--- Begin DATA SHOWN ---

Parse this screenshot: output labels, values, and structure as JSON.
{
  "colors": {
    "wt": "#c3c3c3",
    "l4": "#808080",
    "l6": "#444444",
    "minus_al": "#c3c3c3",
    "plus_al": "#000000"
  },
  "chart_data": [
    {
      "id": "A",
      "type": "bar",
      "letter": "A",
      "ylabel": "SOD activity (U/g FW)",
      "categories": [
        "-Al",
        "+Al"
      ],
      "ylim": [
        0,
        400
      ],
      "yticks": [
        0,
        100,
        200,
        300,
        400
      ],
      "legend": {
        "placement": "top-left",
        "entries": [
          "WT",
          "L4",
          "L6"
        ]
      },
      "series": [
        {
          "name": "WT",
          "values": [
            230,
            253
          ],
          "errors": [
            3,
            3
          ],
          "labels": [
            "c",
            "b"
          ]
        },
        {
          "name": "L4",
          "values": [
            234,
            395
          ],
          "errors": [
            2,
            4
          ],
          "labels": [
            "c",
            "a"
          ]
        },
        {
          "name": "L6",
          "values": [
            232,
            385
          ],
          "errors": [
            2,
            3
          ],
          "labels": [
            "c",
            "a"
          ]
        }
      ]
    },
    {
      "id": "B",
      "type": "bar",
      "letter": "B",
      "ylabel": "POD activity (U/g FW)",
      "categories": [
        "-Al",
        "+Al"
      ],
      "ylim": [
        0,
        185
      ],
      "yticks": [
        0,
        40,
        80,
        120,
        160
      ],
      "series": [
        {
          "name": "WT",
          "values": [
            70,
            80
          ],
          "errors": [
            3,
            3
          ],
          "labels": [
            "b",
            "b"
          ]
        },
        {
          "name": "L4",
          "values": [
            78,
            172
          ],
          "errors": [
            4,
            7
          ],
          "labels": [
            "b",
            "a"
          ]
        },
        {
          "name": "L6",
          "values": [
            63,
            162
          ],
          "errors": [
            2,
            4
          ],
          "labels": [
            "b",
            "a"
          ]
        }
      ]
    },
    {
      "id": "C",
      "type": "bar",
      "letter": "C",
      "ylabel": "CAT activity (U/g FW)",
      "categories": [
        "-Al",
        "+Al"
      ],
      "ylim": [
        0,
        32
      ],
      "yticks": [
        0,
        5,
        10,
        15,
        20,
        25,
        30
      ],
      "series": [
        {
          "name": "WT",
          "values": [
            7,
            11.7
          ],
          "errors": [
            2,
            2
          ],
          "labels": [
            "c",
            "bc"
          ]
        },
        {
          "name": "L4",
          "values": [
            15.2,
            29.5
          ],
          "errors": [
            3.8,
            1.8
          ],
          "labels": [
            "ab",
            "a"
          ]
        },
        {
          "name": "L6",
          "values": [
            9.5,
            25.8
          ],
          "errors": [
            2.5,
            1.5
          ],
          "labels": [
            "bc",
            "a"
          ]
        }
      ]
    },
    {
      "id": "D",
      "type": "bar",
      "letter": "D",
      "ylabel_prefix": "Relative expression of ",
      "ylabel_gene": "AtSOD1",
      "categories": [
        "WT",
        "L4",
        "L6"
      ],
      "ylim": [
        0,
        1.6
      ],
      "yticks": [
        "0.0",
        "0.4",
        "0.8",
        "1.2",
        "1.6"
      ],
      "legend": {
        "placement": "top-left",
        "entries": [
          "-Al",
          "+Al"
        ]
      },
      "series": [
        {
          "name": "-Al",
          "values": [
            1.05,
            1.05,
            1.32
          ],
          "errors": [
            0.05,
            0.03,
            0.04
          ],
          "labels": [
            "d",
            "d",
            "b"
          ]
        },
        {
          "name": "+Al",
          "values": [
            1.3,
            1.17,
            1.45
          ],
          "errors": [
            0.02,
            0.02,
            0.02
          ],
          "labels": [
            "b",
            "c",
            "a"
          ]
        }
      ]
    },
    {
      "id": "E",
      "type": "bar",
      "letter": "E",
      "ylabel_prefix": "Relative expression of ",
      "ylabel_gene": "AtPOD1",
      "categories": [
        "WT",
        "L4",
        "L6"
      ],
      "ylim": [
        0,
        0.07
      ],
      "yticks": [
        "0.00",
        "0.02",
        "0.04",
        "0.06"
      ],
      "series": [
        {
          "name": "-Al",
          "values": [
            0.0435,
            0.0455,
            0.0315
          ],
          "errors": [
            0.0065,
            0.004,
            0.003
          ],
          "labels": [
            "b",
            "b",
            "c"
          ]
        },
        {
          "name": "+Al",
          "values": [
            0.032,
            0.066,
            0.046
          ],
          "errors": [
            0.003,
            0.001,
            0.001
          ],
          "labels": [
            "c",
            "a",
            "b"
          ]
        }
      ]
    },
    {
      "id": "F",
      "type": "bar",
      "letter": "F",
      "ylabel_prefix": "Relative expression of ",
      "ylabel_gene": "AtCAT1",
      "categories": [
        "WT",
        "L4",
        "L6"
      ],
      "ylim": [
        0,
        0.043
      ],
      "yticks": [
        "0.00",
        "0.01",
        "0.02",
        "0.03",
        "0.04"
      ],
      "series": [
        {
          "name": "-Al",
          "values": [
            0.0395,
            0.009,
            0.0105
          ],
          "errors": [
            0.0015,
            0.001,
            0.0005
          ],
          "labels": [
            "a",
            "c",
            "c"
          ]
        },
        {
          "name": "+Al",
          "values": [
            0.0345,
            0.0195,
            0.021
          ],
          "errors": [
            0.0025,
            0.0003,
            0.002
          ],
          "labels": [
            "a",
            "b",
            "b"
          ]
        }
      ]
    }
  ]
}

--- End DATA SHOWN ---

- [DIRECTIVE] Return all the data above once more, precisely as given.

- [ANSWER TO THE PROBLEM]
Parse this screenshot: output labels, values, and structure as JSON.
{
  "colors": {
    "wt": "#c3c3c3",
    "l4": "#808080",
    "l6": "#444444",
    "minus_al": "#c3c3c3",
    "plus_al": "#000000"
  },
  "chart_data": [
    {
      "id": "A",
      "type": "bar",
      "letter": "A",
      "ylabel": "SOD activity (U/g FW)",
      "categories": [
        "-Al",
        "+Al"
      ],
      "ylim": [
        0,
        400
      ],
      "yticks": [
        0,
        100,
        200,
        300,
        400
      ],
      "legend": {
        "placement": "top-left",
        "entries": [
          "WT",
          "L4",
          "L6"
        ]
      },
      "series": [
        {
          "name": "WT",
          "values": [
            230,
            253
          ],
          "errors": [
            3,
            3
          ],
          "labels": [
            "c",
            "b"
          ]
        },
        {
          "name": "L4",
          "values": [
            234,
            395
          ],
          "errors": [
            2,
            4
          ],
          "labels": [
            "c",
            "a"
          ]
        },
        {
          "name": "L6",
          "values": [
            232,
            385
          ],
          "errors": [
            2,
            3
          ],
          "labels": [
            "c",
            "a"
          ]
        }
      ]
    },
    {
      "id": "B",
      "type": "bar",
      "letter": "B",
      "ylabel": "POD activity (U/g FW)",
      "categories": [
        "-Al",
        "+Al"
      ],
      "ylim": [
        0,
        185
      ],
      "yticks": [
        0,
        40,
        80,
        120,
        160
      ],
      "series": [
        {
          "name": "WT",
          "values": [
            70,
            80
          ],
          "errors": [
            3,
            3
          ],
          "labels": [
            "b",
            "b"
          ]
        },
        {
          "name": "L4",
          "values": [
            78,
            172
          ],
          "errors": [
            4,
            7
          ],
          "labels": [
            "b",
            "a"
          ]
        },
        {
          "name": "L6",
          "values": [
            63,
            162
          ],
          "errors": [
            2,
            4
          ],
          "labels": [
            "b",
            "a"
          ]
        }
      ]
    },
    {
      "id": "C",
      "type": "bar",
      "letter": "C",
      "ylabel": "CAT activity (U/g FW)",
      "categories": [
        "-Al",
        "+Al"
      ],
      "ylim": [
        0,
        32
      ],
      "yticks": [
        0,
        5,
        10,
        15,
        20,
        25,
        30
      ],
      "series": [
        {
          "name": "WT",
          "values": [
            7,
            11.7
          ],
          "errors": [
            2,
            2
          ],
          "labels": [
            "c",
            "bc"
          ]
        },
        {
          "name": "L4",
          "values": [
            15.2,
            29.5
          ],
          "errors": [
            3.8,
            1.8
          ],
          "labels": [
            "ab",
            "a"
          ]
        },
        {
          "name": "L6",
          "values": [
            9.5,
            25.8
          ],
          "errors": [
            2.5,
            1.5
          ],
          "labels": [
            "bc",
            "a"
          ]
        }
      ]
    },
    {
      "id": "D",
      "type": "bar",
      "letter": "D",
      "ylabel_prefix": "Relative expression of ",
      "ylabel_gene": "AtSOD1",
      "categories": [
        "WT",
        "L4",
        "L6"
      ],
      "ylim": [
        0,
        1.6
      ],
      "yticks": [
        "0.0",
        "0.4",
        "0.8",
        "1.2",
        "1.6"
      ],
      "legend": {
        "placement": "top-left",
        "entries": [
          "-Al",
          "+Al"
        ]
      },
      "series": [
        {
          "name": "-Al",
          "values": [
            1.05,
            1.05,
            1.32
          ],
          "errors": [
            0.05,
            0.03,
            0.04
          ],
          "labels": [
            "d",
            "d",
            "b"
          ]
        },
        {
          "name": "+Al",
          "values": [
            1.3,
            1.17,
            1.45
          ],
          "errors": [
            0.02,
            0.02,
            0.02
          ],
          "labels": [
            "b",
            "c",
            "a"
          ]
        }
      ]
    },
    {
      "id": "E",
      "type": "bar",
      "letter": "E",
      "ylabel_prefix": "Relative expression of ",
      "ylabel_gene": "AtPOD1",
      "categories": [
        "WT",
        "L4",
        "L6"
      ],
      "ylim": [
        0,
        0.07
      ],
      "yticks": [
        "0.00",
        "0.02",
        "0.04",
        "0.06"
      ],
      "series": [
        {
          "name": "-Al",
          "values": [
            0.0435,
            0.0455,
            0.0315
          ],
          "errors": [
            0.0065,
            0.004,
            0.003
          ],
          "labels": [
            "b",
            "b",
            "c"
          ]
        },
        {
          "name": "+Al",
          "values": [
            0.032,
            0.066,
            0.046
          ],
          "errors": [
            0.003,
            0.001,
            0.001
          ],
          "labels": [
            "c",
            "a",
            "b"
          ]
        }
      ]
    },
    {
      "id": "F",
      "type": "bar",
      "letter": "F",
      "ylabel_prefix": "Relative expression of ",
      "ylabel_gene": "AtCAT1",
      "categories": [
        "WT",
        "L4",
        "L6"
      ],
      "ylim": [
        0,
        0.043
      ],
      "yticks": [
        "0.00",
        "0.01",
        "0.02",
        "0.03",
        "0.04"
      ],
      "series": [
        {
          "name": "-Al",
          "values": [
            0.0395,
            0.009,
            0.0105
          ],
          "errors": [
            0.0015,
            0.001,
            0.0005
          ],
          "labels": [
            "a",
            "c",
            "c"
          ]
        },
        {
          "name": "+Al",
          "values": [
            0.0345,
            0.0195,
            0.021
          ],
          "errors": [
            0.0025,
            0.0003,
            0.002
          ],
          "labels": [
            "a",
            "b",
            "b"
          ]
        }
      ]
    }
  ]
}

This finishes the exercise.